++++ Input records

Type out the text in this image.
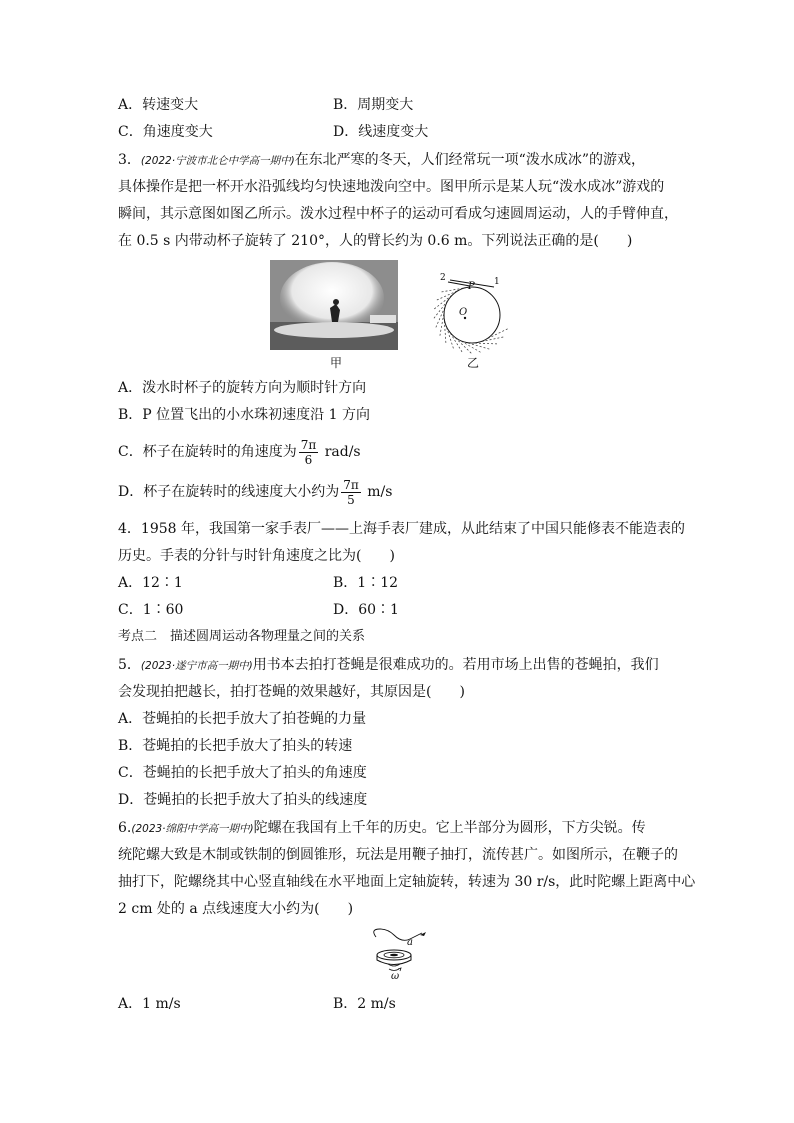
A．转速变大	B．周期变大
C．角速度变大	D．线速度变大
3．(2022·宁波市北仑中学高一期中)在东北严寒的冬天，人们经常玩一项“泼水成冰”的游戏，
具体操作是把一杯开水沿弧线均匀快速地泼向空中。图甲所示是某人玩“泼水成冰”游戏的
瞬间，其示意图如图乙所示。泼水过程中杯子的运动可看成匀速圆周运动，人的手臂伸直，
在 0.5 s 内带动杯子旋转了 210°，人的臂长约为 0.6 m。下列说法正确的是(　　)
P
O
1
2
甲	乙
A．泼水时杯子的旋转方向为顺时针方向
B．P 位置飞出的小水珠初速度沿 1 方向
C．杯子在旋转时的角速度为 $\frac{7\pi}{6} rad/s$
D．杯子在旋转时的线速度大小约为 $\frac{7\pi}{5} m/s$
4．1958 年，我国第一家手表厂——上海手表厂建成，从此结束了中国只能修表不能造表的
历史。手表的分针与时针角速度之比为(　　)
A．12∶1	B．1∶12
C．1∶60	D．60∶1
考点二　描述圆周运动各物理量之间的关系
5．(2023·遂宁市高一期中)用书本去拍打苍蝇是很难成功的。若用市场上出售的苍蝇拍，我们
会发现拍把越长，拍打苍蝇的效果越好，其原因是(　　)
A．苍蝇拍的长把手放大了拍苍蝇的力量
B．苍蝇拍的长把手放大了拍头的转速
C．苍蝇拍的长把手放大了拍头的角速度
D．苍蝇拍的长把手放大了拍头的线速度
6.(2023·绵阳中学高一期中)陀螺在我国有上千年的历史。它上半部分为圆形，下方尖锐。传
统陀螺大致是木制或铁制的倒圆锥形，玩法是用鞭子抽打，流传甚广。如图所示，在鞭子的
抽打下，陀螺绕其中心竖直轴线在水平地面上定轴旋转，转速为 30 r/s，此时陀螺上距离中心
2 cm 处的 a 点线速度大小约为(　　)
a
ω
A．1 m/s	B．2 m/s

++++++++

__Directive__
Return a copy of every line that includes the word "泼水成冰".

__Exercise solution__
3．(2022·宁波市北仑中学高一期中)在东北严寒的冬天，人们经常玩一项“泼水成冰”的游戏，
具体操作是把一杯开水沿弧线均匀快速地泼向空中。图甲所示是某人玩“泼水成冰”游戏的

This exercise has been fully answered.